* START RECORD EXCERPTS *

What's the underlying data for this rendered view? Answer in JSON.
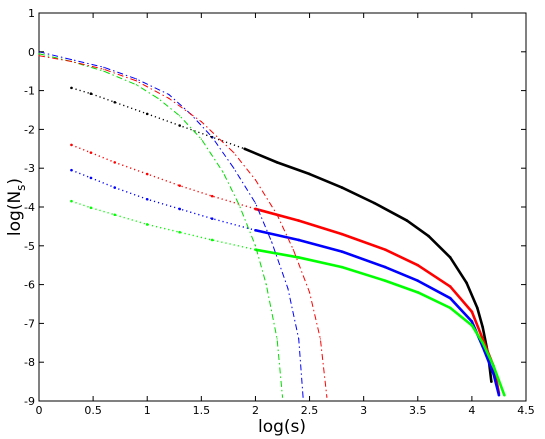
{
  "chart_data": {
    "type": "scatter",
    "title": "",
    "xlabel": "log(s)",
    "ylabel_main": "log(N",
    "ylabel_sub": "s",
    "ylabel_close": ")",
    "xlim": [
      0,
      4.5
    ],
    "ylim": [
      -9,
      1
    ],
    "xticks": [
      "0",
      "0.5",
      "1",
      "1.5",
      "2",
      "2.5",
      "3",
      "3.5",
      "4",
      "4.5"
    ],
    "yticks": [
      "1",
      "0",
      "-1",
      "-2",
      "-3",
      "-4",
      "-5",
      "-6",
      "-7",
      "-8",
      "-9"
    ],
    "grid": false,
    "legend": "none",
    "series": [
      {
        "color": "#000000",
        "style": "dots",
        "points": [
          [
            0.3,
            -0.93
          ],
          [
            0.48,
            -1.08
          ],
          [
            0.7,
            -1.3
          ],
          [
            1.0,
            -1.6
          ],
          [
            1.3,
            -1.9
          ],
          [
            1.6,
            -2.2
          ],
          [
            1.9,
            -2.5
          ],
          [
            2.2,
            -2.85
          ],
          [
            2.5,
            -3.15
          ],
          [
            2.8,
            -3.5
          ],
          [
            3.1,
            -3.9
          ],
          [
            3.4,
            -4.35
          ],
          [
            3.6,
            -4.75
          ],
          [
            3.8,
            -5.3
          ],
          [
            3.95,
            -5.95
          ],
          [
            4.05,
            -6.6
          ],
          [
            4.1,
            -7.1
          ],
          [
            4.15,
            -7.8
          ],
          [
            4.18,
            -8.5
          ]
        ]
      },
      {
        "color": "#ff0000",
        "style": "dots",
        "points": [
          [
            0.3,
            -2.4
          ],
          [
            0.48,
            -2.6
          ],
          [
            0.7,
            -2.85
          ],
          [
            1.0,
            -3.15
          ],
          [
            1.3,
            -3.45
          ],
          [
            1.6,
            -3.72
          ],
          [
            2.0,
            -4.05
          ],
          [
            2.4,
            -4.35
          ],
          [
            2.8,
            -4.7
          ],
          [
            3.2,
            -5.1
          ],
          [
            3.5,
            -5.5
          ],
          [
            3.8,
            -6.05
          ],
          [
            4.0,
            -6.7
          ],
          [
            4.1,
            -7.4
          ],
          [
            4.2,
            -8.1
          ],
          [
            4.25,
            -8.8
          ]
        ]
      },
      {
        "color": "#0000ff",
        "style": "dots",
        "points": [
          [
            0.3,
            -3.05
          ],
          [
            0.48,
            -3.25
          ],
          [
            0.7,
            -3.5
          ],
          [
            1.0,
            -3.8
          ],
          [
            1.3,
            -4.05
          ],
          [
            1.6,
            -4.3
          ],
          [
            2.0,
            -4.6
          ],
          [
            2.4,
            -4.85
          ],
          [
            2.8,
            -5.15
          ],
          [
            3.2,
            -5.55
          ],
          [
            3.5,
            -5.9
          ],
          [
            3.8,
            -6.35
          ],
          [
            4.0,
            -6.95
          ],
          [
            4.1,
            -7.6
          ],
          [
            4.2,
            -8.3
          ],
          [
            4.25,
            -8.85
          ]
        ]
      },
      {
        "color": "#00ff00",
        "style": "dots",
        "points": [
          [
            0.3,
            -3.85
          ],
          [
            0.48,
            -4.02
          ],
          [
            0.7,
            -4.2
          ],
          [
            1.0,
            -4.45
          ],
          [
            1.3,
            -4.65
          ],
          [
            1.6,
            -4.85
          ],
          [
            2.0,
            -5.1
          ],
          [
            2.4,
            -5.3
          ],
          [
            2.8,
            -5.55
          ],
          [
            3.2,
            -5.9
          ],
          [
            3.5,
            -6.2
          ],
          [
            3.8,
            -6.6
          ],
          [
            4.0,
            -7.05
          ],
          [
            4.1,
            -7.5
          ],
          [
            4.2,
            -8.1
          ],
          [
            4.3,
            -8.85
          ]
        ]
      },
      {
        "color": "#00dd00",
        "style": "dashdot",
        "points": [
          [
            0.0,
            -0.05
          ],
          [
            0.3,
            -0.25
          ],
          [
            0.6,
            -0.5
          ],
          [
            0.9,
            -0.85
          ],
          [
            1.1,
            -1.2
          ],
          [
            1.3,
            -1.65
          ],
          [
            1.5,
            -2.25
          ],
          [
            1.7,
            -3.1
          ],
          [
            1.85,
            -3.95
          ],
          [
            2.0,
            -5.0
          ],
          [
            2.1,
            -6.0
          ],
          [
            2.2,
            -7.4
          ],
          [
            2.25,
            -8.9
          ]
        ]
      },
      {
        "color": "#0000ff",
        "style": "dashdot",
        "points": [
          [
            0.0,
            0.0
          ],
          [
            0.3,
            -0.2
          ],
          [
            0.6,
            -0.4
          ],
          [
            0.9,
            -0.7
          ],
          [
            1.2,
            -1.1
          ],
          [
            1.4,
            -1.6
          ],
          [
            1.6,
            -2.2
          ],
          [
            1.8,
            -3.0
          ],
          [
            2.0,
            -3.9
          ],
          [
            2.15,
            -4.9
          ],
          [
            2.3,
            -6.1
          ],
          [
            2.4,
            -7.4
          ],
          [
            2.44,
            -8.9
          ]
        ]
      },
      {
        "color": "#ff0000",
        "style": "dashdot",
        "points": [
          [
            0.0,
            -0.1
          ],
          [
            0.3,
            -0.25
          ],
          [
            0.6,
            -0.45
          ],
          [
            0.9,
            -0.75
          ],
          [
            1.2,
            -1.2
          ],
          [
            1.5,
            -1.8
          ],
          [
            1.8,
            -2.6
          ],
          [
            2.0,
            -3.3
          ],
          [
            2.2,
            -4.2
          ],
          [
            2.35,
            -5.1
          ],
          [
            2.5,
            -6.2
          ],
          [
            2.6,
            -7.4
          ],
          [
            2.66,
            -8.9
          ]
        ]
      }
    ]
  }
}
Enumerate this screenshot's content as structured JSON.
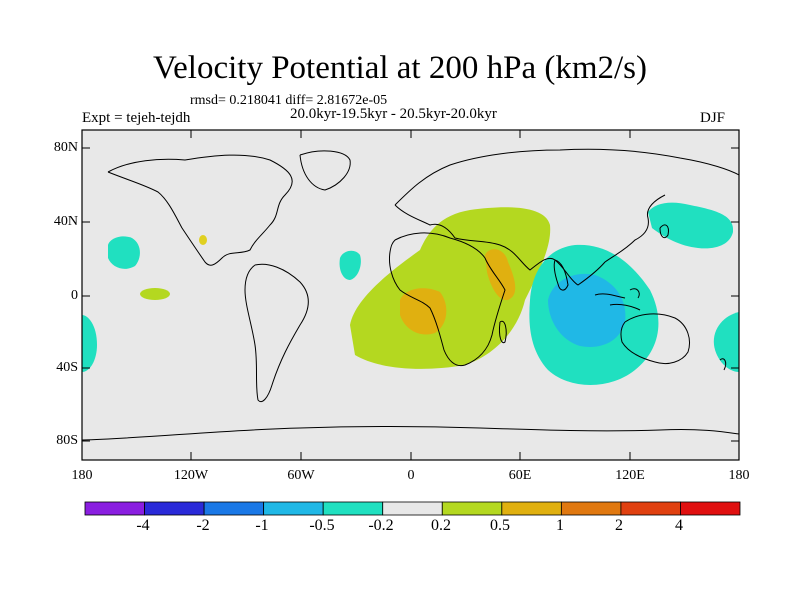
{
  "title": "Velocity Potential at 200 hPa (km2/s)",
  "stats_line": "rmsd= 0.218041 diff= 2.81672e-05",
  "experiment": "Expt = tejeh-tejdh",
  "periods": "20.0kyr-19.5kyr - 20.5kyr-20.0kyr",
  "season": "DJF",
  "lat_labels": [
    "80N",
    "40N",
    "0",
    "40S",
    "80S"
  ],
  "lon_labels": [
    "180",
    "120W",
    "60W",
    "0",
    "60E",
    "120E",
    "180"
  ],
  "colorbar": {
    "labels": [
      "-4",
      "-2",
      "-1",
      "-0.5",
      "-0.2",
      "0.2",
      "0.5",
      "1",
      "2",
      "4"
    ],
    "colors": [
      "#8a1ee0",
      "#2a2ad8",
      "#1a78e6",
      "#20b8e6",
      "#20e0c0",
      "#e8e8e8",
      "#b4d820",
      "#e0b010",
      "#e07810",
      "#e04010",
      "#e01010"
    ]
  },
  "colors": {
    "ocean": "#e8e8e8",
    "positive_low": "#b4d820",
    "positive_mid": "#e0b010",
    "negative_low": "#20e0c0",
    "negative_mid": "#20b8e6",
    "coast": "#000000"
  }
}
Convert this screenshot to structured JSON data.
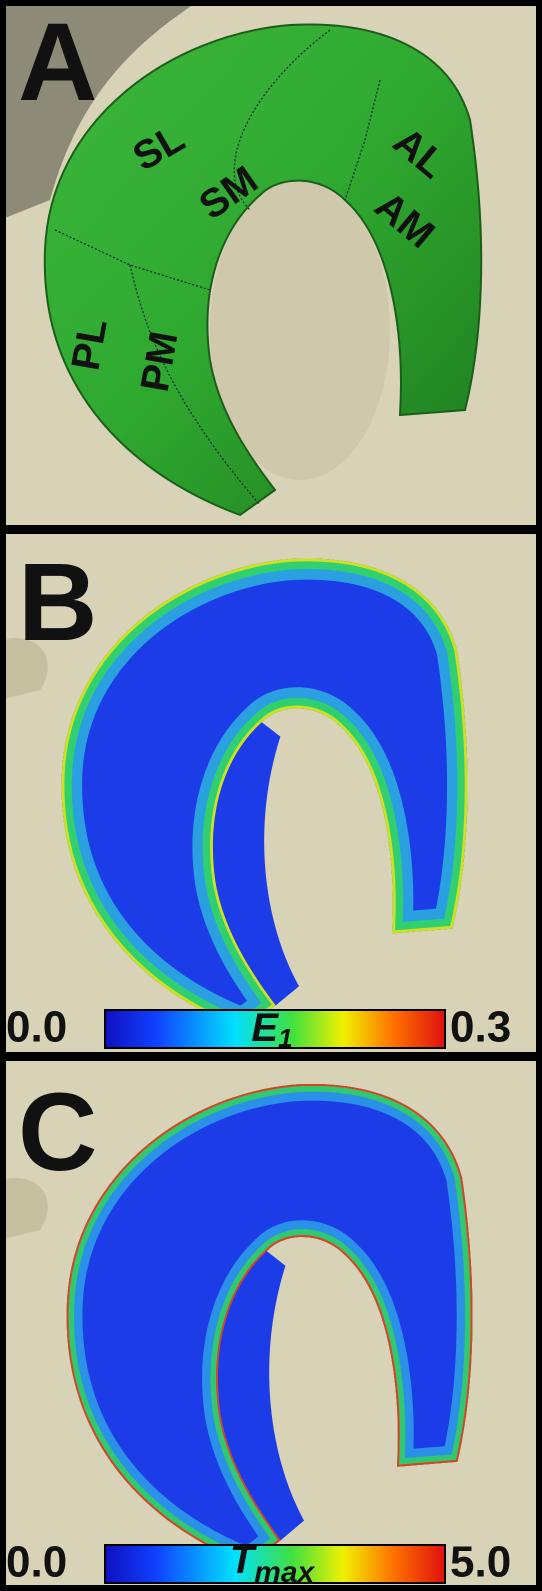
{
  "panels": [
    {
      "label": "A",
      "regions": [
        "SL",
        "SM",
        "AL",
        "AM",
        "PL",
        "PM"
      ]
    },
    {
      "label": "B",
      "colorbar": {
        "min": "0.0",
        "max": "0.3",
        "symbol": "E",
        "subscript": "1"
      }
    },
    {
      "label": "C",
      "colorbar": {
        "min": "0.0",
        "max": "5.0",
        "symbol": "T",
        "subscript": "max"
      }
    }
  ]
}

* END RECORD EXCERPTS *

**WHAT TO DO:** Repeat each record exactly as shown above, dropping all images.

**ANSWER TO THIS TASK:**
What's the underlying data for this rendered view? Answer in JSON.
{
  "chart_data": {
    "type": "scatter",
    "title": "",
    "xlabel": "log(s)",
    "ylabel_main": "log(N",
    "ylabel_sub": "s",
    "ylabel_close": ")",
    "xlim": [
      0,
      4.5
    ],
    "ylim": [
      -9,
      1
    ],
    "xticks": [
      "0",
      "0.5",
      "1",
      "1.5",
      "2",
      "2.5",
      "3",
      "3.5",
      "4",
      "4.5"
    ],
    "yticks": [
      "1",
      "0",
      "-1",
      "-2",
      "-3",
      "-4",
      "-5",
      "-6",
      "-7",
      "-8",
      "-9"
    ],
    "grid": false,
    "legend": "none",
    "series": [
      {
        "color": "#000000",
        "style": "dots",
        "points": [
          [
            0.3,
            -0.93
          ],
          [
            0.48,
            -1.08
          ],
          [
            0.7,
            -1.3
          ],
          [
            1.0,
            -1.6
          ],
          [
            1.3,
            -1.9
          ],
          [
            1.6,
            -2.2
          ],
          [
            1.9,
            -2.5
          ],
          [
            2.2,
            -2.85
          ],
          [
            2.5,
            -3.15
          ],
          [
            2.8,
            -3.5
          ],
          [
            3.1,
            -3.9
          ],
          [
            3.4,
            -4.35
          ],
          [
            3.6,
            -4.75
          ],
          [
            3.8,
            -5.3
          ],
          [
            3.95,
            -5.95
          ],
          [
            4.05,
            -6.6
          ],
          [
            4.1,
            -7.1
          ],
          [
            4.15,
            -7.8
          ],
          [
            4.18,
            -8.5
          ]
        ]
      },
      {
        "color": "#ff0000",
        "style": "dots",
        "points": [
          [
            0.3,
            -2.4
          ],
          [
            0.48,
            -2.6
          ],
          [
            0.7,
            -2.85
          ],
          [
            1.0,
            -3.15
          ],
          [
            1.3,
            -3.45
          ],
          [
            1.6,
            -3.72
          ],
          [
            2.0,
            -4.05
          ],
          [
            2.4,
            -4.35
          ],
          [
            2.8,
            -4.7
          ],
          [
            3.2,
            -5.1
          ],
          [
            3.5,
            -5.5
          ],
          [
            3.8,
            -6.05
          ],
          [
            4.0,
            -6.7
          ],
          [
            4.1,
            -7.4
          ],
          [
            4.2,
            -8.1
          ],
          [
            4.25,
            -8.8
          ]
        ]
      },
      {
        "color": "#0000ff",
        "style": "dots",
        "points": [
          [
            0.3,
            -3.05
          ],
          [
            0.48,
            -3.25
          ],
          [
            0.7,
            -3.5
          ],
          [
            1.0,
            -3.8
          ],
          [
            1.3,
            -4.05
          ],
          [
            1.6,
            -4.3
          ],
          [
            2.0,
            -4.6
          ],
          [
            2.4,
            -4.85
          ],
          [
            2.8,
            -5.15
          ],
          [
            3.2,
            -5.55
          ],
          [
            3.5,
            -5.9
          ],
          [
            3.8,
            -6.35
          ],
          [
            4.0,
            -6.95
          ],
          [
            4.1,
            -7.6
          ],
          [
            4.2,
            -8.3
          ],
          [
            4.25,
            -8.85
          ]
        ]
      },
      {
        "color": "#00ff00",
        "style": "dots",
        "points": [
          [
            0.3,
            -3.85
          ],
          [
            0.48,
            -4.02
          ],
          [
            0.7,
            -4.2
          ],
          [
            1.0,
            -4.45
          ],
          [
            1.3,
            -4.65
          ],
          [
            1.6,
            -4.85
          ],
          [
            2.0,
            -5.1
          ],
          [
            2.4,
            -5.3
          ],
          [
            2.8,
            -5.55
          ],
          [
            3.2,
            -5.9
          ],
          [
            3.5,
            -6.2
          ],
          [
            3.8,
            -6.6
          ],
          [
            4.0,
            -7.05
          ],
          [
            4.1,
            -7.5
          ],
          [
            4.2,
            -8.1
          ],
          [
            4.3,
            -8.85
          ]
        ]
      },
      {
        "color": "#00dd00",
        "style": "dashdot",
        "points": [
          [
            0.0,
            -0.05
          ],
          [
            0.3,
            -0.25
          ],
          [
            0.6,
            -0.5
          ],
          [
            0.9,
            -0.85
          ],
          [
            1.1,
            -1.2
          ],
          [
            1.3,
            -1.65
          ],
          [
            1.5,
            -2.25
          ],
          [
            1.7,
            -3.1
          ],
          [
            1.85,
            -3.95
          ],
          [
            2.0,
            -5.0
          ],
          [
            2.1,
            -6.0
          ],
          [
            2.2,
            -7.4
          ],
          [
            2.25,
            -8.9
          ]
        ]
      },
      {
        "color": "#0000ff",
        "style": "dashdot",
        "points": [
          [
            0.0,
            0.0
          ],
          [
            0.3,
            -0.2
          ],
          [
            0.6,
            -0.4
          ],
          [
            0.9,
            -0.7
          ],
          [
            1.2,
            -1.1
          ],
          [
            1.4,
            -1.6
          ],
          [
            1.6,
            -2.2
          ],
          [
            1.8,
            -3.0
          ],
          [
            2.0,
            -3.9
          ],
          [
            2.15,
            -4.9
          ],
          [
            2.3,
            -6.1
          ],
          [
            2.4,
            -7.4
          ],
          [
            2.44,
            -8.9
          ]
        ]
      },
      {
        "color": "#ff0000",
        "style": "dashdot",
        "points": [
          [
            0.0,
            -0.1
          ],
          [
            0.3,
            -0.25
          ],
          [
            0.6,
            -0.45
          ],
          [
            0.9,
            -0.75
          ],
          [
            1.2,
            -1.2
          ],
          [
            1.5,
            -1.8
          ],
          [
            1.8,
            -2.6
          ],
          [
            2.0,
            -3.3
          ],
          [
            2.2,
            -4.2
          ],
          [
            2.35,
            -5.1
          ],
          [
            2.5,
            -6.2
          ],
          [
            2.6,
            -7.4
          ],
          [
            2.66,
            -8.9
          ]
        ]
      }
    ]
  }
}
Enumerate this screenshot's content as structured JSON.
{
  "title": "Velocity Potential at 200 hPa (km2/s)",
  "stats_line": "rmsd= 0.218041 diff= 2.81672e-05",
  "experiment": "Expt = tejeh-tejdh",
  "periods": "20.0kyr-19.5kyr - 20.5kyr-20.0kyr",
  "season": "DJF",
  "lat_labels": [
    "80N",
    "40N",
    "0",
    "40S",
    "80S"
  ],
  "lon_labels": [
    "180",
    "120W",
    "60W",
    "0",
    "60E",
    "120E",
    "180"
  ],
  "colorbar": {
    "labels": [
      "-4",
      "-2",
      "-1",
      "-0.5",
      "-0.2",
      "0.2",
      "0.5",
      "1",
      "2",
      "4"
    ],
    "colors": [
      "#8a1ee0",
      "#2a2ad8",
      "#1a78e6",
      "#20b8e6",
      "#20e0c0",
      "#e8e8e8",
      "#b4d820",
      "#e0b010",
      "#e07810",
      "#e04010",
      "#e01010"
    ]
  },
  "colors": {
    "ocean": "#e8e8e8",
    "positive_low": "#b4d820",
    "positive_mid": "#e0b010",
    "negative_low": "#20e0c0",
    "negative_mid": "#20b8e6",
    "coast": "#000000"
  }
}
Convert this screenshot to structured JSON data.
{
  "panels": [
    {
      "label": "A",
      "regions": [
        "SL",
        "SM",
        "AL",
        "AM",
        "PL",
        "PM"
      ]
    },
    {
      "label": "B",
      "colorbar": {
        "min": "0.0",
        "max": "0.3",
        "symbol": "E",
        "subscript": "1"
      }
    },
    {
      "label": "C",
      "colorbar": {
        "min": "0.0",
        "max": "5.0",
        "symbol": "T",
        "subscript": "max"
      }
    }
  ]
}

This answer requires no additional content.